**WHAT THE TASK REQUIRES:** Every record should be repeated exactly, except that pictures are left out.

**DATA FOR THIS EXERCISE:**

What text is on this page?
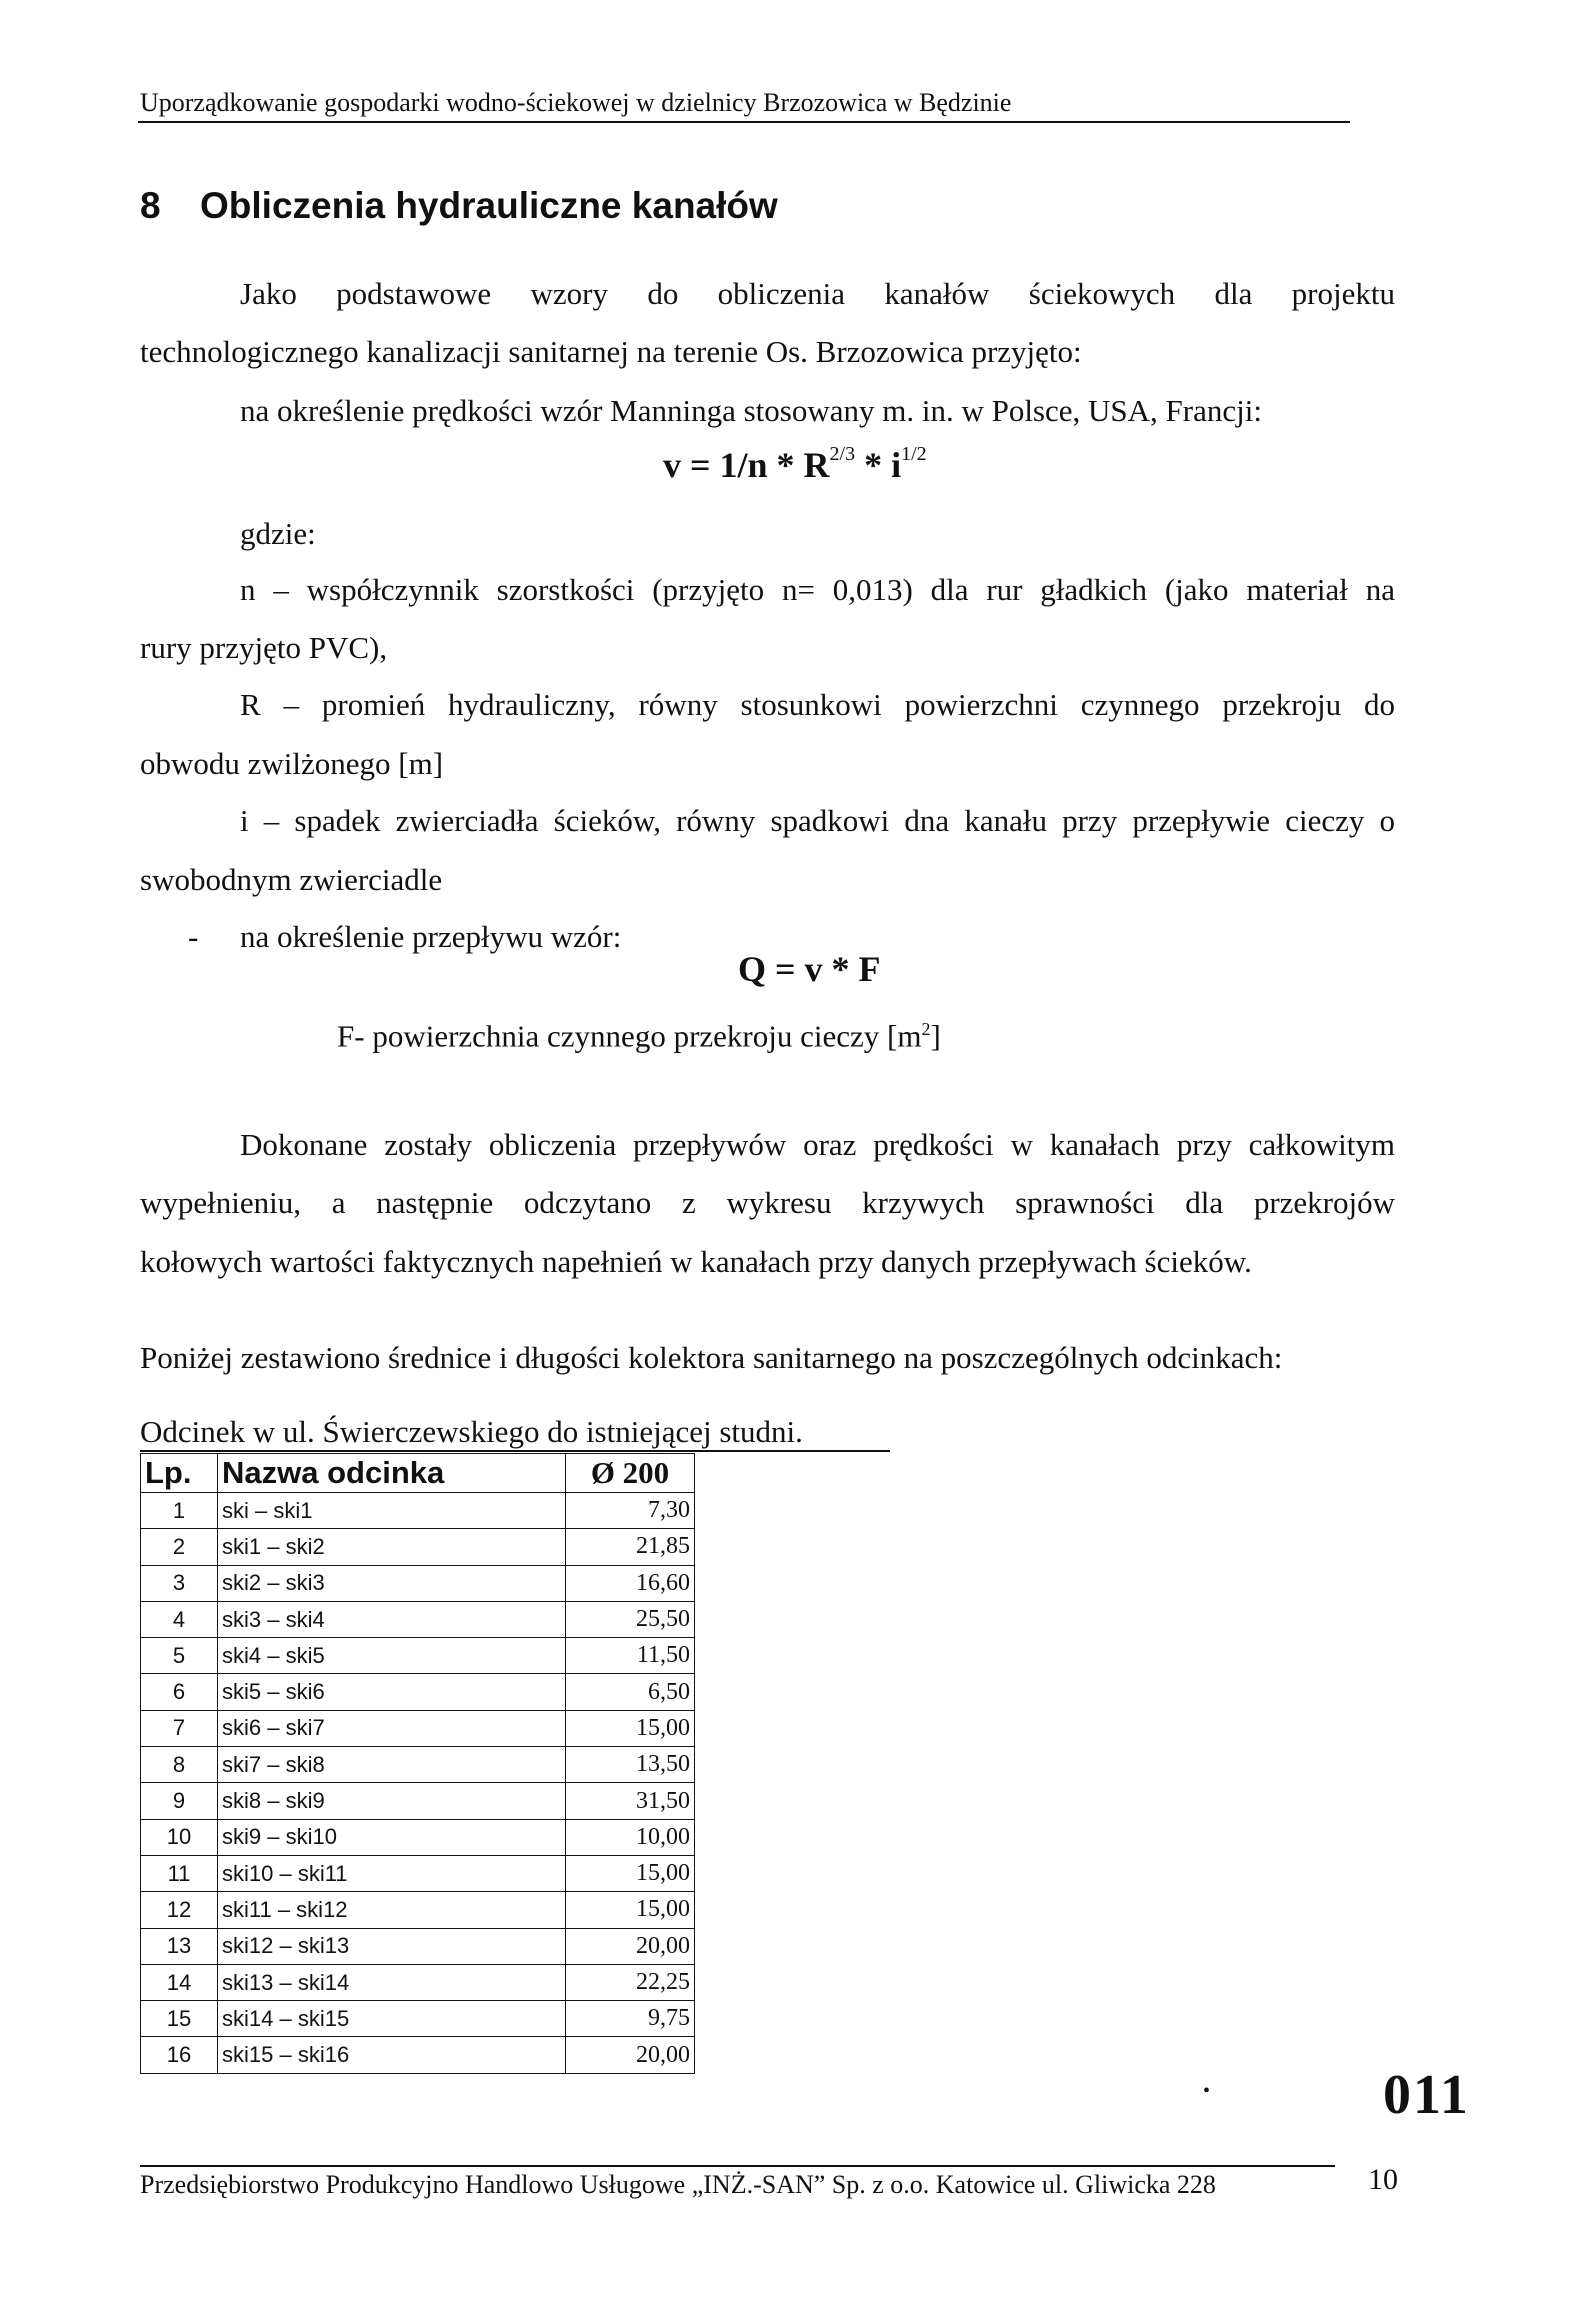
Uporządkowanie gospodarki wodno-ściekowej w dzielnicy Brzozowica w Będzinie
8 Obliczenia hydrauliczne kanałów
Jako podstawowe wzory do obliczenia kanałów ściekowych dla projektu
technologicznego kanalizacji sanitarnej na terenie Os. Brzozowica przyjęto:
na określenie prędkości wzór Manninga stosowany m. in. w Polsce, USA, Francji:
$v = 1/n * R^{2/3} * i^{1/2}$
gdzie:
n – współczynnik szorstkości (przyjęto n= 0,013) dla rur gładkich (jako materiał na
rury przyjęto PVC),
R – promień hydrauliczny, równy stosunkowi powierzchni czynnego przekroju do
obwodu zwilżonego [m]
i – spadek zwierciadła ścieków, równy spadkowi dna kanału przy przepływie cieczy o
swobodnym zwierciadle
- na określenie przepływu wzór:
Q = v * F
F- powierzchnia czynnego przekroju cieczy $[m^2]$
Dokonane zostały obliczenia przepływów oraz prędkości w kanałach przy całkowitym
wypełnieniu, a następnie odczytano z wykresu krzywych sprawności dla przekrojów
kołowych wartości faktycznych napełnień w kanałach przy danych przepływach ścieków.
Poniżej zestawiono średnice i długości kolektora sanitarnego na poszczególnych odcinkach:
Odcinek w ul. Świerczewskiego do istniejącej studni.
Lp.	Nazwa odcinka	Ø 200
1	ski – ski1	7,30
2	ski1 – ski2	21,85
3	ski2 – ski3	16,60
4	ski3 – ski4	25,50
5	ski4 – ski5	11,50
6	ski5 – ski6	6,50
7	ski6 – ski7	15,00
8	ski7 – ski8	13,50
9	ski8 – ski9	31,50
10	ski9 – ski10	10,00
11	ski10 – ski11	15,00
12	ski11 – ski12	15,00
13	ski12 – ski13	20,00
14	ski13 – ski14	22,25
15	ski14 – ski15	9,75
16	ski15 – ski16	20,00
•	011
Przedsiębiorstwo Produkcyjno Handlowo Usługowe „INŻ.-SAN” Sp. z o.o. Katowice ul. Gliwicka 228	10
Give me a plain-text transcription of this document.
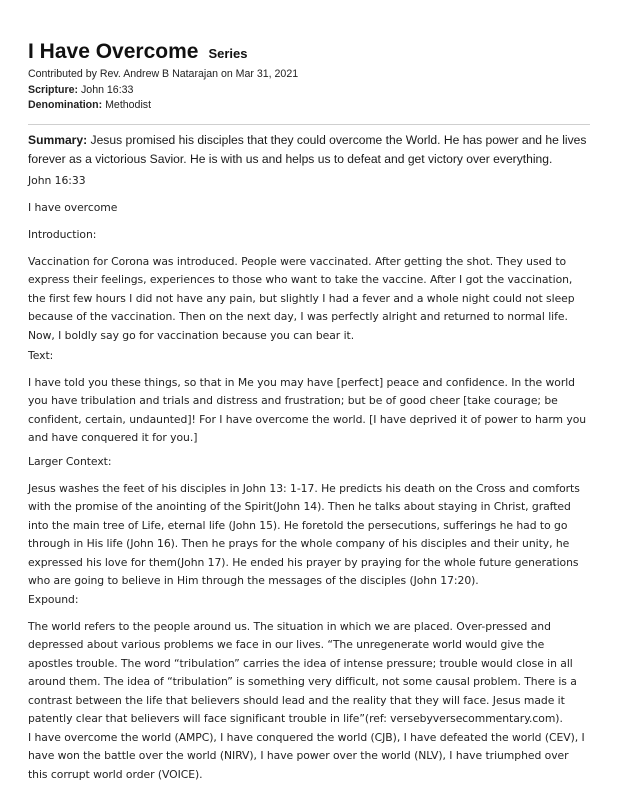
I Have Overcome Series
Contributed by Rev. Andrew B Natarajan on Mar 31, 2021
Scripture: John 16:33
Denomination: Methodist
Summary: Jesus promised his disciples that they could overcome the World. He has power and he lives forever as a victorious Savior. He is with us and helps us to defeat and get victory over everything.

John 16:33

I have overcome

Introduction:

Vaccination for Corona was introduced. People were vaccinated. After getting the shot. They used to express their feelings, experiences to those who want to take the vaccine. After I got the vaccination, the first few hours I did not have any pain, but slightly I had a fever and a whole night could not sleep because of the vaccination. Then on the next day, I was perfectly alright and returned to normal life. Now, I boldly say go for vaccination because you can bear it.

Text:

I have told you these things, so that in Me you may have [perfect] peace and confidence. In the world you have tribulation and trials and distress and frustration; but be of good cheer [take courage; be confident, certain, undaunted]! For I have overcome the world. [I have deprived it of power to harm you and have conquered it for you.]

Larger Context:

Jesus washes the feet of his disciples in John 13: 1-17. He predicts his death on the Cross and comforts with the promise of the anointing of the Spirit(John 14). Then he talks about staying in Christ, grafted into the main tree of Life, eternal life (John 15). He foretold the persecutions, sufferings he had to go through in His life (John 16). Then he prays for the whole company of his disciples and their unity, he expressed his love for them(John 17). He ended his prayer by praying for the whole future generations who are going to believe in Him through the messages of the disciples (John 17:20).

Expound:

The world refers to the people around us. The situation in which we are placed. Over-pressed and depressed about various problems we face in our lives. “The unregenerate world would give the apostles trouble. The word “tribulation” carries the idea of intense pressure; trouble would close in all around them. The idea of “tribulation” is something very difficult, not some causal problem. There is a contrast between the life that believers should lead and the reality that they will face. Jesus made it patently clear that believers will face significant trouble in life”(ref: versebyversecommentary.com).

I have overcome the world (AMPC), I have conquered the world (CJB), I have defeated the world (CEV), I have won the battle over the world (NIRV), I have power over the world (NLV), I have triumphed over this corrupt world order (VOICE).
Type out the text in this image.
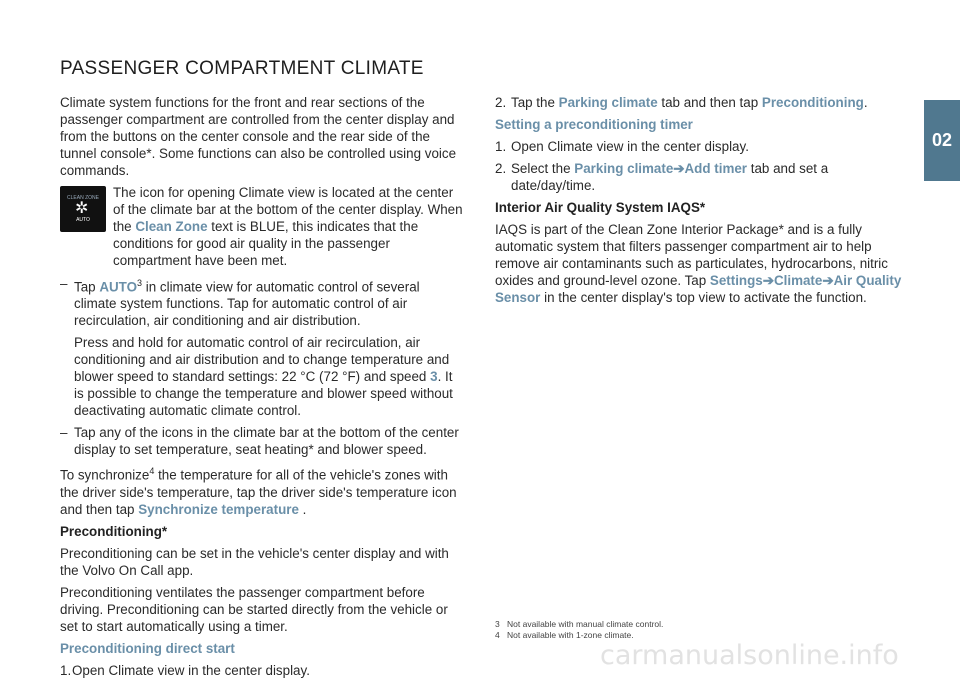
PASSENGER COMPARTMENT CLIMATE

Climate system functions for the front and rear sections of the passenger compartment are controlled from the center display and from the buttons on the center console and the rear side of the tunnel console*. Some functions can also be controlled using voice commands.

CLEAN ZONE
✲
AUTO
The icon for opening Climate view is located at the center of the climate bar at the bottom of the center display. When the Clean Zone text is BLUE, this indicates that the conditions for good air quality in the passenger compartment have been met.
– Tap AUTO$^3$ in climate view for automatic control of several climate system functions. Tap for automatic control of air recirculation, air conditioning and air distribution.

Press and hold for automatic control of air recirculation, air conditioning and air distribution and to change temperature and blower speed to standard settings: 22 °C (72 °F) and speed 3. It is possible to change the temperature and blower speed without deactivating automatic climate control.

– Tap any of the icons in the climate bar at the bottom of the center display to set temperature, seat heating* and blower speed.

To synchronize$^4$ the temperature for all of the vehicle's zones with the driver side's temperature, tap the driver side's temperature icon and then tap Synchronize temperature .

Preconditioning*

Preconditioning can be set in the vehicle's center display and with the Volvo On Call app.

Preconditioning ventilates the passenger compartment before driving. Preconditioning can be started directly from the vehicle or set to start automatically using a timer.

Preconditioning direct start

1. Open Climate view in the center display.
2. Tap the Parking climate tab and then tap Preconditioning.

Setting a preconditioning timer

1. Open Climate view in the center display.
2. Select the Parking climate➔Add timer tab and set a date/day/time.

Interior Air Quality System IAQS*

IAQS is part of the Clean Zone Interior Package* and is a fully automatic system that filters passenger compartment air to help remove air contaminants such as particulates, hydrocarbons, nitric oxides and ground-level ozone. Tap Settings➔Climate➔Air Quality Sensor in the center display's top view to activate the function.

3 Not available with manual climate control.
4 Not available with 1-zone climate.
02
carmanualsonline.info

**TASK SOLUTION:**
What text is on this page?
Uporządkowanie gospodarki wodno-ściekowej w dzielnicy Brzozowica w Będzinie
8 Obliczenia hydrauliczne kanałów
Jako podstawowe wzory do obliczenia kanałów ściekowych dla projektu
technologicznego kanalizacji sanitarnej na terenie Os. Brzozowica przyjęto:
na określenie prędkości wzór Manninga stosowany m. in. w Polsce, USA, Francji:
$v = 1/n * R^{2/3} * i^{1/2}$
gdzie:
n – współczynnik szorstkości (przyjęto n= 0,013) dla rur gładkich (jako materiał na
rury przyjęto PVC),
R – promień hydrauliczny, równy stosunkowi powierzchni czynnego przekroju do
obwodu zwilżonego [m]
i – spadek zwierciadła ścieków, równy spadkowi dna kanału przy przepływie cieczy o
swobodnym zwierciadle
- na określenie przepływu wzór:
Q = v * F
F- powierzchnia czynnego przekroju cieczy $[m^2]$
Dokonane zostały obliczenia przepływów oraz prędkości w kanałach przy całkowitym
wypełnieniu, a następnie odczytano z wykresu krzywych sprawności dla przekrojów
kołowych wartości faktycznych napełnień w kanałach przy danych przepływach ścieków.
Poniżej zestawiono średnice i długości kolektora sanitarnego na poszczególnych odcinkach:
Odcinek w ul. Świerczewskiego do istniejącej studni.
Lp.	Nazwa odcinka	Ø 200
1	ski – ski1	7,30
2	ski1 – ski2	21,85
3	ski2 – ski3	16,60
4	ski3 – ski4	25,50
5	ski4 – ski5	11,50
6	ski5 – ski6	6,50
7	ski6 – ski7	15,00
8	ski7 – ski8	13,50
9	ski8 – ski9	31,50
10	ski9 – ski10	10,00
11	ski10 – ski11	15,00
12	ski11 – ski12	15,00
13	ski12 – ski13	20,00
14	ski13 – ski14	22,25
15	ski14 – ski15	9,75
16	ski15 – ski16	20,00
•	011
Przedsiębiorstwo Produkcyjno Handlowo Usługowe „INŻ.-SAN” Sp. z o.o. Katowice ul. Gliwicka 228	10
Give me a plain-text transcription of this document.
I Have Overcome Series
Contributed by Rev. Andrew B Natarajan on Mar 31, 2021
Scripture: John 16:33
Denomination: Methodist
Summary: Jesus promised his disciples that they could overcome the World. He has power and he lives forever as a victorious Savior. He is with us and helps us to defeat and get victory over everything.

John 16:33

I have overcome

Introduction:

Vaccination for Corona was introduced. People were vaccinated. After getting the shot. They used to express their feelings, experiences to those who want to take the vaccine. After I got the vaccination, the first few hours I did not have any pain, but slightly I had a fever and a whole night could not sleep because of the vaccination. Then on the next day, I was perfectly alright and returned to normal life. Now, I boldly say go for vaccination because you can bear it.

Text:

I have told you these things, so that in Me you may have [perfect] peace and confidence. In the world you have tribulation and trials and distress and frustration; but be of good cheer [take courage; be confident, certain, undaunted]! For I have overcome the world. [I have deprived it of power to harm you and have conquered it for you.]

Larger Context:

Jesus washes the feet of his disciples in John 13: 1-17. He predicts his death on the Cross and comforts with the promise of the anointing of the Spirit(John 14). Then he talks about staying in Christ, grafted into the main tree of Life, eternal life (John 15). He foretold the persecutions, sufferings he had to go through in His life (John 16). Then he prays for the whole company of his disciples and their unity, he expressed his love for them(John 17). He ended his prayer by praying for the whole future generations who are going to believe in Him through the messages of the disciples (John 17:20).

Expound:

The world refers to the people around us. The situation in which we are placed. Over-pressed and depressed about various problems we face in our lives. “The unregenerate world would give the apostles trouble. The word “tribulation” carries the idea of intense pressure; trouble would close in all around them. The idea of “tribulation” is something very difficult, not some causal problem. There is a contrast between the life that believers should lead and the reality that they will face. Jesus made it patently clear that believers will face significant trouble in life”(ref: versebyversecommentary.com).

I have overcome the world (AMPC), I have conquered the world (CJB), I have defeated the world (CEV), I have won the battle over the world (NIRV), I have power over the world (NLV), I have triumphed over this corrupt world order (VOICE).
Type out the text in this image.
PASSENGER COMPARTMENT CLIMATE

Climate system functions for the front and rear sections of the passenger compartment are controlled from the center display and from the buttons on the center console and the rear side of the tunnel console*. Some functions can also be controlled using voice commands.

CLEAN ZONE
✲
AUTO
The icon for opening Climate view is located at the center of the climate bar at the bottom of the center display. When the Clean Zone text is BLUE, this indicates that the conditions for good air quality in the passenger compartment have been met.
– Tap AUTO$^3$ in climate view for automatic control of several climate system functions. Tap for automatic control of air recirculation, air conditioning and air distribution.

Press and hold for automatic control of air recirculation, air conditioning and air distribution and to change temperature and blower speed to standard settings: 22 °C (72 °F) and speed 3. It is possible to change the temperature and blower speed without deactivating automatic climate control.

– Tap any of the icons in the climate bar at the bottom of the center display to set temperature, seat heating* and blower speed.

To synchronize$^4$ the temperature for all of the vehicle's zones with the driver side's temperature, tap the driver side's temperature icon and then tap Synchronize temperature .

Preconditioning*

Preconditioning can be set in the vehicle's center display and with the Volvo On Call app.

Preconditioning ventilates the passenger compartment before driving. Preconditioning can be started directly from the vehicle or set to start automatically using a timer.

Preconditioning direct start

1. Open Climate view in the center display.
2. Tap the Parking climate tab and then tap Preconditioning.

Setting a preconditioning timer

1. Open Climate view in the center display.
2. Select the Parking climate➔Add timer tab and set a date/day/time.

Interior Air Quality System IAQS*

IAQS is part of the Clean Zone Interior Package* and is a fully automatic system that filters passenger compartment air to help remove air contaminants such as particulates, hydrocarbons, nitric oxides and ground-level ozone. Tap Settings➔Climate➔Air Quality Sensor in the center display's top view to activate the function.

3 Not available with manual climate control.
4 Not available with 1-zone climate.
02
carmanualsonline.info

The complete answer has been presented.